(Items from a figure collection)
········

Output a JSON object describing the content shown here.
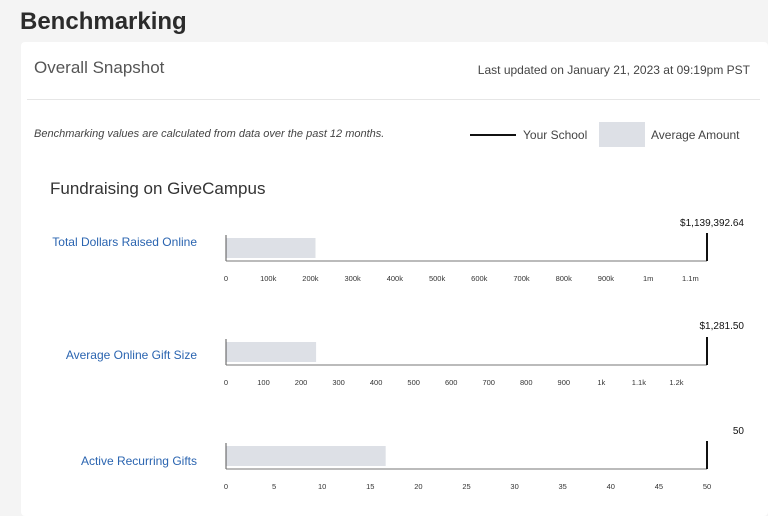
{
  "header": {
    "title": "Benchmarking"
  },
  "snapshot": {
    "title": "Overall Snapshot",
    "last_updated": "Last updated on January 21, 2023 at 09:19pm PST",
    "note": "Benchmarking values are calculated from data over the past 12 months."
  },
  "legend": {
    "your_school": "Your School",
    "average": "Average Amount"
  },
  "section": {
    "title": "Fundraising on GiveCampus"
  },
  "colors": {
    "average_bar": "#dde0e6",
    "school_line": "#111111",
    "label_blue": "#2a64b0"
  },
  "chart_data": [
    {
      "type": "bar",
      "metric": "Total Dollars Raised Online",
      "your_school_label": "$1,139,392.64",
      "your_school_value": 1139392.64,
      "average_value": 212000,
      "ticks": [
        0,
        100000,
        200000,
        300000,
        400000,
        500000,
        600000,
        700000,
        800000,
        900000,
        1000000,
        1100000
      ],
      "tick_labels": [
        "0",
        "100k",
        "200k",
        "300k",
        "400k",
        "500k",
        "600k",
        "700k",
        "800k",
        "900k",
        "1m",
        "1.1m"
      ],
      "xlim": [
        0,
        1139392.64
      ]
    },
    {
      "type": "bar",
      "metric": "Average Online Gift Size",
      "your_school_label": "$1,281.50",
      "your_school_value": 1281.5,
      "average_value": 240,
      "ticks": [
        0,
        100,
        200,
        300,
        400,
        500,
        600,
        700,
        800,
        900,
        1000,
        1100,
        1200
      ],
      "tick_labels": [
        "0",
        "100",
        "200",
        "300",
        "400",
        "500",
        "600",
        "700",
        "800",
        "900",
        "1k",
        "1.1k",
        "1.2k"
      ],
      "xlim": [
        0,
        1281.5
      ]
    },
    {
      "type": "bar",
      "metric": "Active Recurring Gifts",
      "your_school_label": "50",
      "your_school_value": 50,
      "average_value": 16.6,
      "ticks": [
        0,
        5,
        10,
        15,
        20,
        25,
        30,
        35,
        40,
        45,
        50
      ],
      "tick_labels": [
        "0",
        "5",
        "10",
        "15",
        "20",
        "25",
        "30",
        "35",
        "40",
        "45",
        "50"
      ],
      "xlim": [
        0,
        50
      ]
    }
  ]
}
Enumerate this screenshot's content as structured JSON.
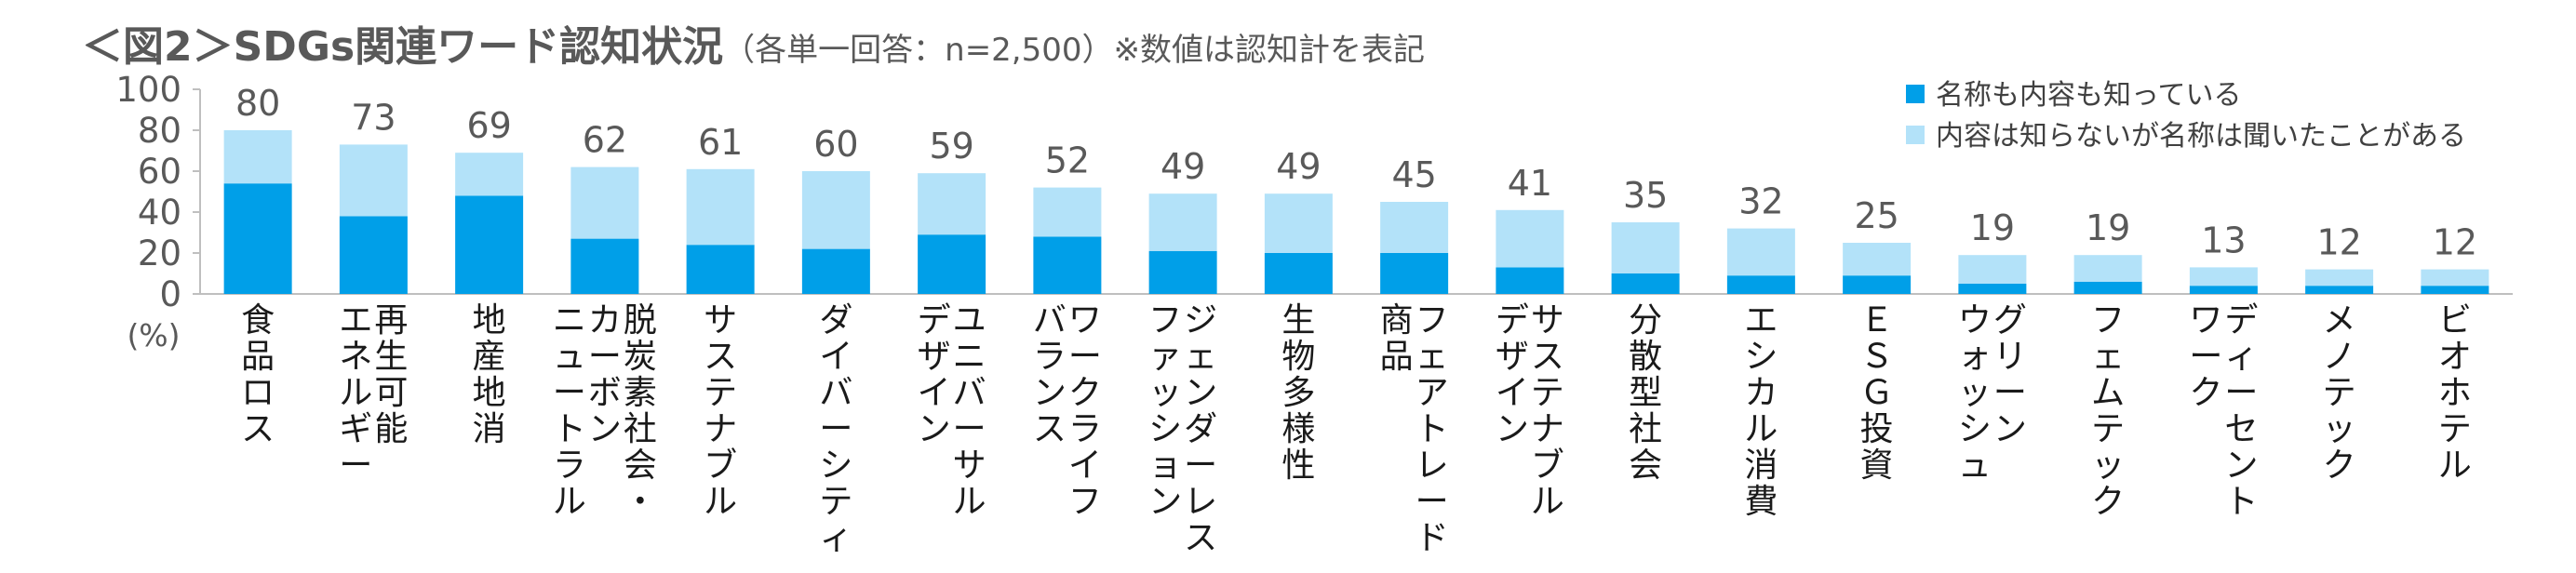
{
  "title": "＜図2＞SDGs関連ワード認知状況",
  "subtitle": "（各単一回答：n=2,500）※数値は認知計を表記",
  "colors": {
    "known": "#009fe8",
    "heard": "#b3e2f9",
    "axis": "#bfbfbf",
    "text": "#595959"
  },
  "chart_data": {
    "type": "bar",
    "stacked": true,
    "title": "＜図2＞SDGs関連ワード認知状況",
    "subtitle": "（各単一回答：n=2,500）※数値は認知計を表記",
    "y_unit": "(%)",
    "ylim": [
      0,
      100
    ],
    "yticks": [
      0,
      20,
      40,
      60,
      80,
      100
    ],
    "grid": false,
    "legend_position": "top-right",
    "categories": [
      "食品ロス",
      "再生可能エネルギー",
      "地産地消",
      "脱炭素社会・カーボンニュートラル",
      "サステナブル",
      "ダイバーシティ",
      "ユニバーサルデザイン",
      "ワークライフバランス",
      "ジェンダーレスファッション",
      "生物多様性",
      "フェアトレード商品",
      "サステナブルデザイン",
      "分散型社会",
      "エシカル消費",
      "ＥＳＧ投資",
      "グリーンウォッシュ",
      "フェムテック",
      "ディーセントワーク",
      "メノテック",
      "ビオホテル"
    ],
    "category_lines": [
      [
        "食品ロス"
      ],
      [
        "再生可能",
        "エネルギー"
      ],
      [
        "地産地消"
      ],
      [
        "脱炭素社会・",
        "カーボン",
        "ニュートラル"
      ],
      [
        "サステナブル"
      ],
      [
        "ダイバーシティ"
      ],
      [
        "ユニバーサル",
        "デザイン"
      ],
      [
        "ワークライフ",
        "バランス"
      ],
      [
        "ジェンダーレス",
        "ファッション"
      ],
      [
        "生物多様性"
      ],
      [
        "フェアトレード",
        "商品"
      ],
      [
        "サステナブル",
        "デザイン"
      ],
      [
        "分散型社会"
      ],
      [
        "エシカル消費"
      ],
      [
        "ＥＳＧ投資"
      ],
      [
        "グリーン",
        "ウォッシュ"
      ],
      [
        "フェムテック"
      ],
      [
        "ディーセント",
        "ワーク"
      ],
      [
        "メノテック"
      ],
      [
        "ビオホテル"
      ]
    ],
    "series": [
      {
        "name": "名称も内容も知っている",
        "values": [
          54,
          38,
          48,
          27,
          24,
          22,
          29,
          28,
          21,
          20,
          20,
          13,
          10,
          9,
          9,
          5,
          6,
          4,
          4,
          4
        ]
      },
      {
        "name": "内容は知らないが名称は聞いたことがある",
        "values": [
          26,
          35,
          21,
          35,
          37,
          38,
          30,
          24,
          28,
          29,
          25,
          28,
          25,
          23,
          16,
          14,
          13,
          9,
          8,
          8
        ]
      }
    ],
    "totals": [
      80,
      73,
      69,
      62,
      61,
      60,
      59,
      52,
      49,
      49,
      45,
      41,
      35,
      32,
      25,
      19,
      19,
      13,
      12,
      12
    ]
  }
}
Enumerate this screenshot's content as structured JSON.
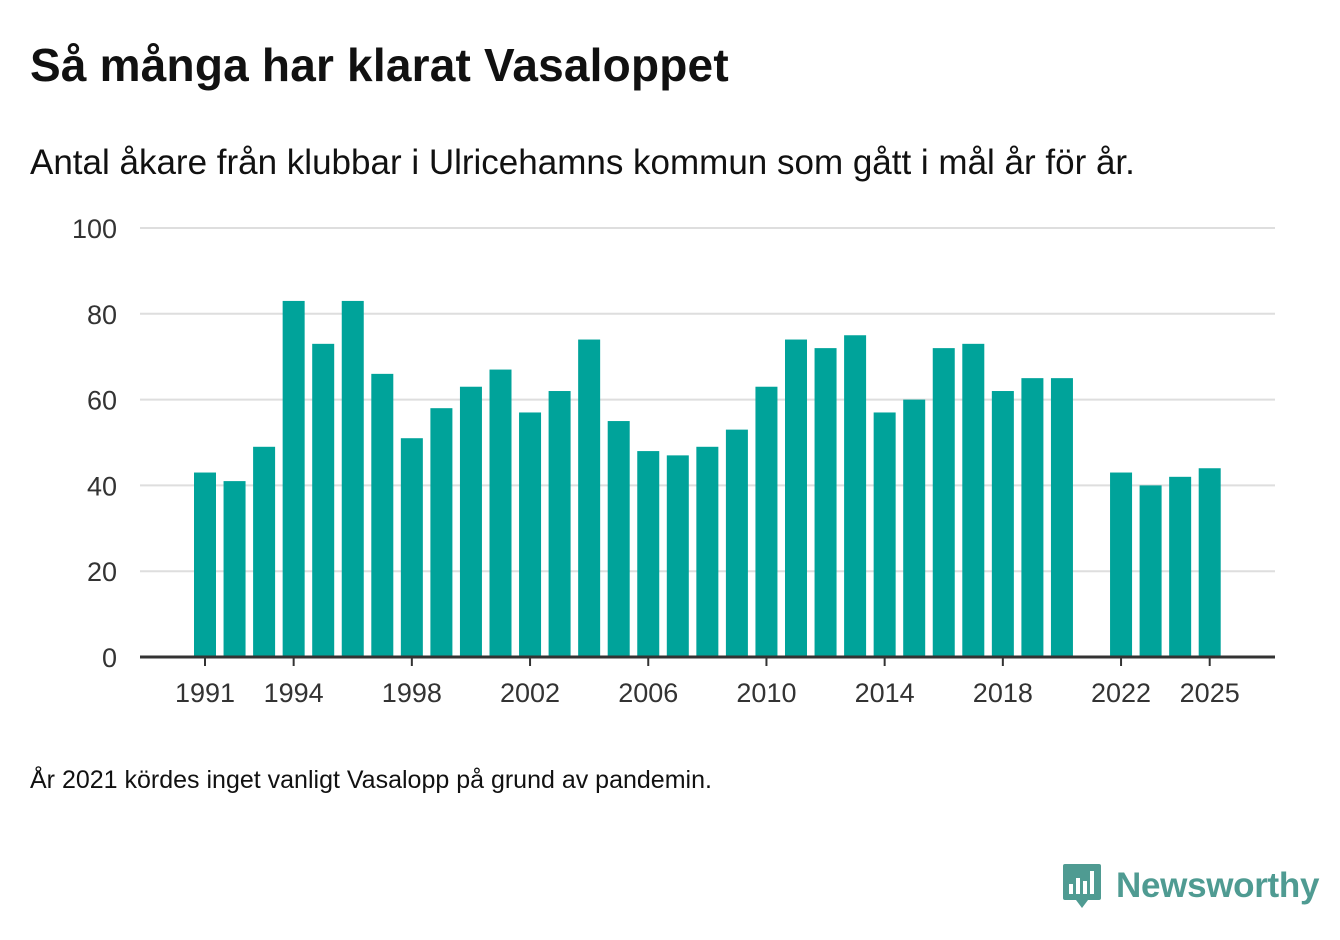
{
  "header": {
    "title": "Så många har klarat Vasaloppet",
    "subtitle": "Antal åkare från klubbar i Ulricehamns kommun som gått i mål år för år."
  },
  "footer": {
    "note": "År 2021 kördes inget vanligt Vasalopp på grund av pandemin.",
    "brand": "Newsworthy"
  },
  "colors": {
    "bar": "#00a39a",
    "grid": "#dedede",
    "axis": "#333333",
    "brand": "#4f9b92"
  },
  "chart_data": {
    "type": "bar",
    "title": "Så många har klarat Vasaloppet",
    "subtitle": "Antal åkare från klubbar i Ulricehamns kommun som gått i mål år för år.",
    "xlabel": "",
    "ylabel": "",
    "ylim": [
      0,
      100
    ],
    "yticks": [
      0,
      20,
      40,
      60,
      80,
      100
    ],
    "xticks": [
      1991,
      1994,
      1998,
      2002,
      2006,
      2010,
      2014,
      2018,
      2022,
      2025
    ],
    "grid": true,
    "categories": [
      1991,
      1992,
      1993,
      1994,
      1995,
      1996,
      1997,
      1998,
      1999,
      2000,
      2001,
      2002,
      2003,
      2004,
      2005,
      2006,
      2007,
      2008,
      2009,
      2010,
      2011,
      2012,
      2013,
      2014,
      2015,
      2016,
      2017,
      2018,
      2019,
      2020,
      2021,
      2022,
      2023,
      2024,
      2025
    ],
    "values": [
      43,
      41,
      49,
      83,
      73,
      83,
      66,
      51,
      58,
      63,
      67,
      57,
      62,
      74,
      55,
      48,
      47,
      49,
      53,
      63,
      74,
      72,
      75,
      57,
      60,
      72,
      73,
      62,
      65,
      65,
      null,
      43,
      40,
      42,
      44
    ]
  }
}
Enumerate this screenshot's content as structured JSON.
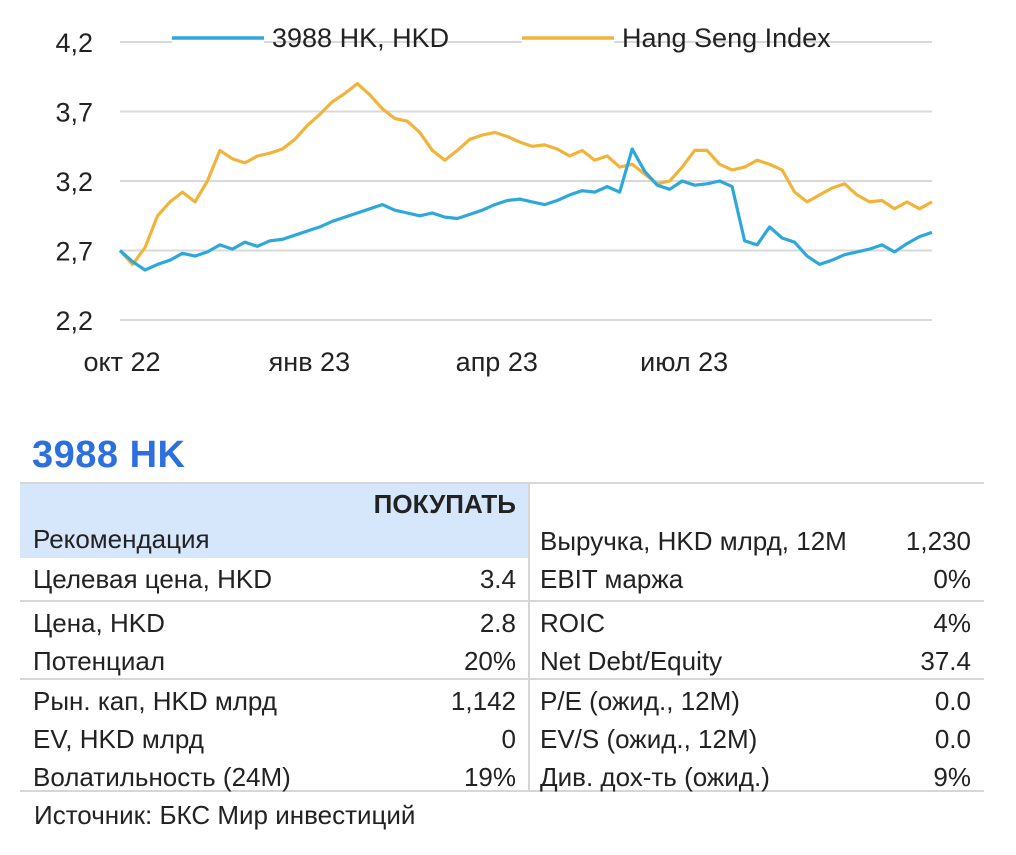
{
  "chart_data": {
    "type": "line",
    "y_ticks": [
      "4,2",
      "3,7",
      "3,2",
      "2,7",
      "2,2"
    ],
    "ylim": [
      2.2,
      4.2
    ],
    "x_ticks": [
      "окт 22",
      "янв 23",
      "апр 23",
      "июл 23"
    ],
    "x_tick_indices": [
      0,
      15,
      30,
      45
    ],
    "grid": true,
    "legend_position": "top",
    "series": [
      {
        "name": "3988 HK, HKD",
        "color": "#2ea8db",
        "values": [
          2.7,
          2.62,
          2.56,
          2.6,
          2.63,
          2.68,
          2.66,
          2.69,
          2.74,
          2.71,
          2.76,
          2.73,
          2.77,
          2.78,
          2.81,
          2.84,
          2.87,
          2.91,
          2.94,
          2.97,
          3.0,
          3.03,
          2.99,
          2.97,
          2.95,
          2.97,
          2.94,
          2.93,
          2.96,
          2.99,
          3.03,
          3.06,
          3.07,
          3.05,
          3.03,
          3.06,
          3.1,
          3.13,
          3.12,
          3.16,
          3.12,
          3.43,
          3.27,
          3.17,
          3.14,
          3.2,
          3.17,
          3.18,
          3.2,
          3.16,
          2.77,
          2.74,
          2.87,
          2.79,
          2.76,
          2.66,
          2.6,
          2.63,
          2.67,
          2.69,
          2.71,
          2.74,
          2.69,
          2.75,
          2.8,
          2.83
        ]
      },
      {
        "name": "Hang Seng Index",
        "color": "#f0b43a",
        "values": [
          2.7,
          2.6,
          2.72,
          2.95,
          3.05,
          3.12,
          3.05,
          3.2,
          3.42,
          3.36,
          3.33,
          3.38,
          3.4,
          3.43,
          3.5,
          3.6,
          3.68,
          3.77,
          3.83,
          3.9,
          3.82,
          3.72,
          3.65,
          3.63,
          3.55,
          3.42,
          3.35,
          3.42,
          3.5,
          3.53,
          3.55,
          3.52,
          3.48,
          3.45,
          3.46,
          3.43,
          3.38,
          3.42,
          3.35,
          3.38,
          3.3,
          3.32,
          3.25,
          3.18,
          3.2,
          3.3,
          3.42,
          3.42,
          3.32,
          3.28,
          3.3,
          3.35,
          3.32,
          3.28,
          3.12,
          3.05,
          3.1,
          3.15,
          3.18,
          3.1,
          3.05,
          3.06,
          3.0,
          3.05,
          3.0,
          3.05
        ]
      }
    ]
  },
  "ticker": "3988 HK",
  "metrics": {
    "recommendation": {
      "label": "Рекомендация",
      "value": "ПОКУПАТЬ"
    },
    "rows": [
      {
        "left_label": "Целевая цена, HKD",
        "left_value": "3.4",
        "right_label": "EBIT маржа",
        "right_value": "0%"
      },
      {
        "left_label": "Цена, HKD",
        "left_value": "2.8",
        "right_label": "ROIC",
        "right_value": "4%"
      },
      {
        "left_label": "Потенциал",
        "left_value": "20%",
        "right_label": "Net Debt/Equity",
        "right_value": "37.4"
      },
      {
        "left_label": "Рын. кап, HKD млрд",
        "left_value": "1,142",
        "right_label": "P/E (ожид., 12M)",
        "right_value": "0.0"
      },
      {
        "left_label": "EV, HKD млрд",
        "left_value": "0",
        "right_label": "EV/S (ожид., 12M)",
        "right_value": "0.0"
      },
      {
        "left_label": "Волатильность (24M)",
        "left_value": "19%",
        "right_label": "Див. дох-ть (ожид.)",
        "right_value": "9%"
      }
    ],
    "revenue": {
      "label": "Выручка, HKD млрд, 12M",
      "value": "1,230"
    }
  },
  "source": "Источник: БКС Мир инвестиций"
}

········

- [Work to be completed]: List each line holding the string "Ulricehamns".

- [Answer]:
    "subtitle": "Antal åkare från klubbar i Ulricehamns kommun som gått i mål år för år."
    "subtitle": "Antal åkare från klubbar i Ulricehamns kommun som gått i mål år för år.",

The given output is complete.